The problem: Check every line in the records below for the word "原英国领原日本领事馆" and report how many have it, nothing more.

Material shown:
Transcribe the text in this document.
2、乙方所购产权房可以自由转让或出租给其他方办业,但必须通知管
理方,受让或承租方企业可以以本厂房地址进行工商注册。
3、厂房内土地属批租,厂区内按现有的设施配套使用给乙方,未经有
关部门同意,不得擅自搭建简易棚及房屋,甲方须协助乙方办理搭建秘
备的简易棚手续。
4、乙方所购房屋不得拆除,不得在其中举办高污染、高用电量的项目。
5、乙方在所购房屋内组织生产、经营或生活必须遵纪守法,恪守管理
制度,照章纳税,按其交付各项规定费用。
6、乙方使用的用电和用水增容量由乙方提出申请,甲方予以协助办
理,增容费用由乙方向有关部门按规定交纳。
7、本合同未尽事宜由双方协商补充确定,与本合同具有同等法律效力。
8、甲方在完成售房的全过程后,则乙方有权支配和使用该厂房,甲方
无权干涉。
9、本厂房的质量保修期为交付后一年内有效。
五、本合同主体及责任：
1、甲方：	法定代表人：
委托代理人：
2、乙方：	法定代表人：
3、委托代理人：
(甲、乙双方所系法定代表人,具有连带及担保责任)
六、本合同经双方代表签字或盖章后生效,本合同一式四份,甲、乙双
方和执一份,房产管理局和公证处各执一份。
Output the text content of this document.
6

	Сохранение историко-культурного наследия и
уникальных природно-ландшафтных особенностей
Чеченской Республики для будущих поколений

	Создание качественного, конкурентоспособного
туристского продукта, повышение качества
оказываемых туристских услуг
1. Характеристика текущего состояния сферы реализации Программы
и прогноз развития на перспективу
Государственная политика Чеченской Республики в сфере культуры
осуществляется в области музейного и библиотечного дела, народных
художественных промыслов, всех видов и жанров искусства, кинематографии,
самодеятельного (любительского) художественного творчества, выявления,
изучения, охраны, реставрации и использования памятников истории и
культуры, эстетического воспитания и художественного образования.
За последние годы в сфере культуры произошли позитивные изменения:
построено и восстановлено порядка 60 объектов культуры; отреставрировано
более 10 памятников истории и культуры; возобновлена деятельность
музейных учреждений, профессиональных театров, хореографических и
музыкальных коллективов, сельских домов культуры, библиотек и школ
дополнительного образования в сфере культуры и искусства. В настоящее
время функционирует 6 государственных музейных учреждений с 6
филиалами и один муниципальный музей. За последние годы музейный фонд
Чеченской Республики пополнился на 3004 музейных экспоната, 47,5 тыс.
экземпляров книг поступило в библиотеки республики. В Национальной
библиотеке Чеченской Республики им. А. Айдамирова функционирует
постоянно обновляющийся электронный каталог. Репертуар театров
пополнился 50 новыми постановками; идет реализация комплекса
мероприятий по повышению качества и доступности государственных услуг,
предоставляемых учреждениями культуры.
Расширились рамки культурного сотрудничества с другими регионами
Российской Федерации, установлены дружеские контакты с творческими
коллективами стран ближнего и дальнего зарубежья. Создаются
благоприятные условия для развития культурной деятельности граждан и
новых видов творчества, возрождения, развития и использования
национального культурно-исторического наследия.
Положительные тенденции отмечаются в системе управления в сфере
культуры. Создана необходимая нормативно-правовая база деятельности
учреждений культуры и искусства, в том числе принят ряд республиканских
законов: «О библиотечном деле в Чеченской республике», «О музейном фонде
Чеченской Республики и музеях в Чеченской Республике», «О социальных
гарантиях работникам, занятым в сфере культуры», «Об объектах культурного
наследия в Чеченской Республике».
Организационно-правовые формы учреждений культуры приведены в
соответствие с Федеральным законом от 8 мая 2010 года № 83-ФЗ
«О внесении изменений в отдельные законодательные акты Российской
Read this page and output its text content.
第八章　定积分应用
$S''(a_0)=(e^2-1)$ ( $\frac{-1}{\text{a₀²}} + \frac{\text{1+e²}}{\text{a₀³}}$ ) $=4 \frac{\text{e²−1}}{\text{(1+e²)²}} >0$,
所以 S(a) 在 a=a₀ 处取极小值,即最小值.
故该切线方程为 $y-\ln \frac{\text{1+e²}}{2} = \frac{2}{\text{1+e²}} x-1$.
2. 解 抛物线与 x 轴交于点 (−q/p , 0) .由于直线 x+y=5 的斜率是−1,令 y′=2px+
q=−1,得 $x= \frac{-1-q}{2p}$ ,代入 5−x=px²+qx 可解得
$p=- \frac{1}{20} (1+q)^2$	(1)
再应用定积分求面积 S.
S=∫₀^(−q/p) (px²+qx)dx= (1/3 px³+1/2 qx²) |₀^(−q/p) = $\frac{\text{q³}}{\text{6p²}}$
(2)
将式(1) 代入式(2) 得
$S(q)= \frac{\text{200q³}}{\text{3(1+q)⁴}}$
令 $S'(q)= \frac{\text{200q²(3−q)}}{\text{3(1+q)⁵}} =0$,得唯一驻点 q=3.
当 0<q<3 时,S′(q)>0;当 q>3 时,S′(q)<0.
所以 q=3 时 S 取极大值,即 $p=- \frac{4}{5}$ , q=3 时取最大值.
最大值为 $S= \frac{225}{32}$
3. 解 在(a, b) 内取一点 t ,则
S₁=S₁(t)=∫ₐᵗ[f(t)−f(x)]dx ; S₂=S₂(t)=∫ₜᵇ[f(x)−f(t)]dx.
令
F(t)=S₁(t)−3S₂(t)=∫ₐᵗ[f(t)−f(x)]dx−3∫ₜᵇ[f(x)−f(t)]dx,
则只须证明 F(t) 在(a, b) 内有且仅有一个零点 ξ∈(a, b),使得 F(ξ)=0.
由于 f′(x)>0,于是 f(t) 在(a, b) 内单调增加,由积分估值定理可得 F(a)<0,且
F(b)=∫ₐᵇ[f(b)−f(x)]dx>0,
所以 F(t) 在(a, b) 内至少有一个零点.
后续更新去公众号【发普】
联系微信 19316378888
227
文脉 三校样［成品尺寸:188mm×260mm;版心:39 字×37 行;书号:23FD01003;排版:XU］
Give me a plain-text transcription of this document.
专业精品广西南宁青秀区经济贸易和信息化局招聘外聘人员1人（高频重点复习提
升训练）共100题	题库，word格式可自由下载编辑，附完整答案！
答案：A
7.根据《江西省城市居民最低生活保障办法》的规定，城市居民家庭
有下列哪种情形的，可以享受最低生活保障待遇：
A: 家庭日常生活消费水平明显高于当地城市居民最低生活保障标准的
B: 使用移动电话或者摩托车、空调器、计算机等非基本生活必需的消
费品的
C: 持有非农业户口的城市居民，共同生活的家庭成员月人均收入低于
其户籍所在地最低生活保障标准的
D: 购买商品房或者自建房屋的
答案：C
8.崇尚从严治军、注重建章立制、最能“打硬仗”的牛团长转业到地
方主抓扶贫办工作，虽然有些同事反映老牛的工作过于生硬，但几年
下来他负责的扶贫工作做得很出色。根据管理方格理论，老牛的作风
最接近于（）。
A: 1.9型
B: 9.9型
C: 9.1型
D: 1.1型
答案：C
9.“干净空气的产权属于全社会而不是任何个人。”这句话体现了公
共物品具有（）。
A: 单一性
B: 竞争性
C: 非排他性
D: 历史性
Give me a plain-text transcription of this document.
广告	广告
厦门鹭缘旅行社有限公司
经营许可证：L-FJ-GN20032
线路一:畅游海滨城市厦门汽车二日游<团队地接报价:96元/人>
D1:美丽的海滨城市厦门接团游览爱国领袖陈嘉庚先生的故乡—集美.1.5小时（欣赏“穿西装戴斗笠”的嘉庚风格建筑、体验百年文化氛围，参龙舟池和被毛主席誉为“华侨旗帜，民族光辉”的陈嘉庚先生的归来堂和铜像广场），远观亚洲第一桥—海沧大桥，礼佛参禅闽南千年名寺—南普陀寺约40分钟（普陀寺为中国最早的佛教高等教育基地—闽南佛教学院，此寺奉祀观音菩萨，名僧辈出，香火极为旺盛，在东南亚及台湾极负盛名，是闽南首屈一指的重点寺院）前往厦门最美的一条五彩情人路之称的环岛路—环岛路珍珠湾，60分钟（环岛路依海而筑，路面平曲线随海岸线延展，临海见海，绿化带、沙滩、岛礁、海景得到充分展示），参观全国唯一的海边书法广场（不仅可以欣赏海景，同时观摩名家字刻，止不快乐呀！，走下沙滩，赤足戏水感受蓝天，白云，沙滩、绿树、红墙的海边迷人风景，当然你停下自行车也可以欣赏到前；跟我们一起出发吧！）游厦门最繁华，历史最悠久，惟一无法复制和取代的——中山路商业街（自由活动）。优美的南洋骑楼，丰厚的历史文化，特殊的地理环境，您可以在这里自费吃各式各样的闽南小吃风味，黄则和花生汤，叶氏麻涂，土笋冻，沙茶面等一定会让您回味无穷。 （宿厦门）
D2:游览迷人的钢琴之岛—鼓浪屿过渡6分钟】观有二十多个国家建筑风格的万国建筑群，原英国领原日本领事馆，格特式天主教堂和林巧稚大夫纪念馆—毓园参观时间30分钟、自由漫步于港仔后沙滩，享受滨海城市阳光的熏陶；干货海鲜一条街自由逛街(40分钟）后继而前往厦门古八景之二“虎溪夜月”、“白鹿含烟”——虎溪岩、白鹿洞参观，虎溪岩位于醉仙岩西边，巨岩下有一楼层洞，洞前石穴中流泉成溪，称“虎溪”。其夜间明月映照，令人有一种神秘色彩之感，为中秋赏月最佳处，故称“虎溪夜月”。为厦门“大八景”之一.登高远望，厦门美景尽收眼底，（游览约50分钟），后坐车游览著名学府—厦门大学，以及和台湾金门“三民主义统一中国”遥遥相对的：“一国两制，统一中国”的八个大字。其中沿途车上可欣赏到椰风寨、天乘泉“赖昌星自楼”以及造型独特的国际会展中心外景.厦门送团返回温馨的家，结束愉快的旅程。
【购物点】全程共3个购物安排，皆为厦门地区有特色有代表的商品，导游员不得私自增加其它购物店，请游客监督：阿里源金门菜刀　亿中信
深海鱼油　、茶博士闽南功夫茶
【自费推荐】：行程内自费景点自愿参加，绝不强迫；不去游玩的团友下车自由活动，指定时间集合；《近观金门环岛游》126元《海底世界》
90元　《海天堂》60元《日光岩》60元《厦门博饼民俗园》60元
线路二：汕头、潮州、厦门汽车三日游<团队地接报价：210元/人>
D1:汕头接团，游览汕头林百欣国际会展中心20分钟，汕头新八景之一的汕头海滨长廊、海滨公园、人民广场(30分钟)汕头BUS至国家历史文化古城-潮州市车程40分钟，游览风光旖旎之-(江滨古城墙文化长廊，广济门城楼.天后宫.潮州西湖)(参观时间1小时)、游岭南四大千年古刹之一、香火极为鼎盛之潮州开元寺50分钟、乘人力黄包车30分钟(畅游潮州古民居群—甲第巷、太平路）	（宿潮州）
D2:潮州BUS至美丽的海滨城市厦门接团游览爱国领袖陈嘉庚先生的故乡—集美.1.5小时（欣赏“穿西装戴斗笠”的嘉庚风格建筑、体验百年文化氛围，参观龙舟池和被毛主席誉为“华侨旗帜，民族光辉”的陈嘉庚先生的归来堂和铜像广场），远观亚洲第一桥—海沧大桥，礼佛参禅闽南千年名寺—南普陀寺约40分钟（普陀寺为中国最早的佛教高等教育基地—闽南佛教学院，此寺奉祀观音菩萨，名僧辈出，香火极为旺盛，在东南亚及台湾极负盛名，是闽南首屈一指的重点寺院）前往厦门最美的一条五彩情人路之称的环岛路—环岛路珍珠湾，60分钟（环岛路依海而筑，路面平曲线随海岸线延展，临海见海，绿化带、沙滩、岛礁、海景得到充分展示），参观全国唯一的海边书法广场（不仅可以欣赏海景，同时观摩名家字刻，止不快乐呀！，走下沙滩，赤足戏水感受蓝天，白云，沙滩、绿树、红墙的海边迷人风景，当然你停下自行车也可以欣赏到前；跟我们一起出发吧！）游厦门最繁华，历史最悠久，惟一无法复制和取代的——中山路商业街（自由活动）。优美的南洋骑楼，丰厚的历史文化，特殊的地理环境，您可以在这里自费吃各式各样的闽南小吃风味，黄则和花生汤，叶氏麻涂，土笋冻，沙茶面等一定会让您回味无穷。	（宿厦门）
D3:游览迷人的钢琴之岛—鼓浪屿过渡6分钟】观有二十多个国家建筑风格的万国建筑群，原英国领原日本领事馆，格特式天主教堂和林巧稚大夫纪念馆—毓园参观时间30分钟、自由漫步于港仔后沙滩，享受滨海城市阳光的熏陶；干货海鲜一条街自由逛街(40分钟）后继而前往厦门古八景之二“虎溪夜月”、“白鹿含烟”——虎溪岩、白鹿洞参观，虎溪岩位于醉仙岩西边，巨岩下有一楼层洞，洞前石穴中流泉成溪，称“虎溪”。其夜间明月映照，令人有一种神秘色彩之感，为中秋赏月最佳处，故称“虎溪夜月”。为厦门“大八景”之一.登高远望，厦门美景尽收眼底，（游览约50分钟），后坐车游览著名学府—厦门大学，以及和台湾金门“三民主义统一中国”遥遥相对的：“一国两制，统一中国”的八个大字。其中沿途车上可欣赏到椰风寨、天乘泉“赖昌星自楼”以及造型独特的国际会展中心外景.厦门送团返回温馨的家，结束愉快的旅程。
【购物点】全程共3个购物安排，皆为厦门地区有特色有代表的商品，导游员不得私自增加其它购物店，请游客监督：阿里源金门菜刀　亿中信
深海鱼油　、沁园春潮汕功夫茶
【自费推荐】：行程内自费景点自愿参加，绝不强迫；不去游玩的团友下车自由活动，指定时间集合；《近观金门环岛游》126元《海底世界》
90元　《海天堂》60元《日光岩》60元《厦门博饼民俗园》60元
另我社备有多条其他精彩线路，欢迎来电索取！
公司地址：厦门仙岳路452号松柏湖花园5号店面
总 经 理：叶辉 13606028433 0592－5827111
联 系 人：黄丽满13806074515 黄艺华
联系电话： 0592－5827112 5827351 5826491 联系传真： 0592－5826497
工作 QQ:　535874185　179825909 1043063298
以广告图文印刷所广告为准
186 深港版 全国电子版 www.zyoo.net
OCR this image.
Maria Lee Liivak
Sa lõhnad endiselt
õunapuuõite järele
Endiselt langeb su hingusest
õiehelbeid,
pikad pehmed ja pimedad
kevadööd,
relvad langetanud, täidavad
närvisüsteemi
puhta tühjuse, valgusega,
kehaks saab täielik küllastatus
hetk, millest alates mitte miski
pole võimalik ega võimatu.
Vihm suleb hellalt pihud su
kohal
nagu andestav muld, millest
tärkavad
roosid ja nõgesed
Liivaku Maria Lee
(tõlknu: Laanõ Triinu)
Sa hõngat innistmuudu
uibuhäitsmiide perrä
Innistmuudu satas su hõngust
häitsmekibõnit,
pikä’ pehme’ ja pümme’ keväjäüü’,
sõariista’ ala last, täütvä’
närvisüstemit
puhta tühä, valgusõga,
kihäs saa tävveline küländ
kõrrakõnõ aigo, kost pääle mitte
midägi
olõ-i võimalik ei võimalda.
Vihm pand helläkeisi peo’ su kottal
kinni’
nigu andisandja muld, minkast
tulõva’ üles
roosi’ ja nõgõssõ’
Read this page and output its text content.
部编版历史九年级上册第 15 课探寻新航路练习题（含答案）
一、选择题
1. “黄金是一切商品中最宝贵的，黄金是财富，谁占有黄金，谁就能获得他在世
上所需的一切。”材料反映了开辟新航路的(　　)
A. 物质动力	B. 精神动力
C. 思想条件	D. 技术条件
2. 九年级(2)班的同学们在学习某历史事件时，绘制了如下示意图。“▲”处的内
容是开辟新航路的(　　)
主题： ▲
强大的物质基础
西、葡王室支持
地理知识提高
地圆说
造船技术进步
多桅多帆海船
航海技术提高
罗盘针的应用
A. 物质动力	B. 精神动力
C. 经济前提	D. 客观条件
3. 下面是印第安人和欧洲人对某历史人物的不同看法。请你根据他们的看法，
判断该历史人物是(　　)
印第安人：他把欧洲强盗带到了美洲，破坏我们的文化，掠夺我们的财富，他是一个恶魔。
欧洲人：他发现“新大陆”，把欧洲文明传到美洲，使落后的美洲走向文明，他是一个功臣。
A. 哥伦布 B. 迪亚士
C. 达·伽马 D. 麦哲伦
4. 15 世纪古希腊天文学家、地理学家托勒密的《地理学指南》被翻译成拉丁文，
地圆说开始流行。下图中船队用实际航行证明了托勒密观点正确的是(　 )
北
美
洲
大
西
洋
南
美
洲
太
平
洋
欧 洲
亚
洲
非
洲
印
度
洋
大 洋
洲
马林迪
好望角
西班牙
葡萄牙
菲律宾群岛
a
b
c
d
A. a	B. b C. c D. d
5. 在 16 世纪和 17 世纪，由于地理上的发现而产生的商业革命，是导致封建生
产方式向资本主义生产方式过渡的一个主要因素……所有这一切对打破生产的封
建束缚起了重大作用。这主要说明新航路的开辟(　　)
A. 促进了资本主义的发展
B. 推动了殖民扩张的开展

The completed task: 2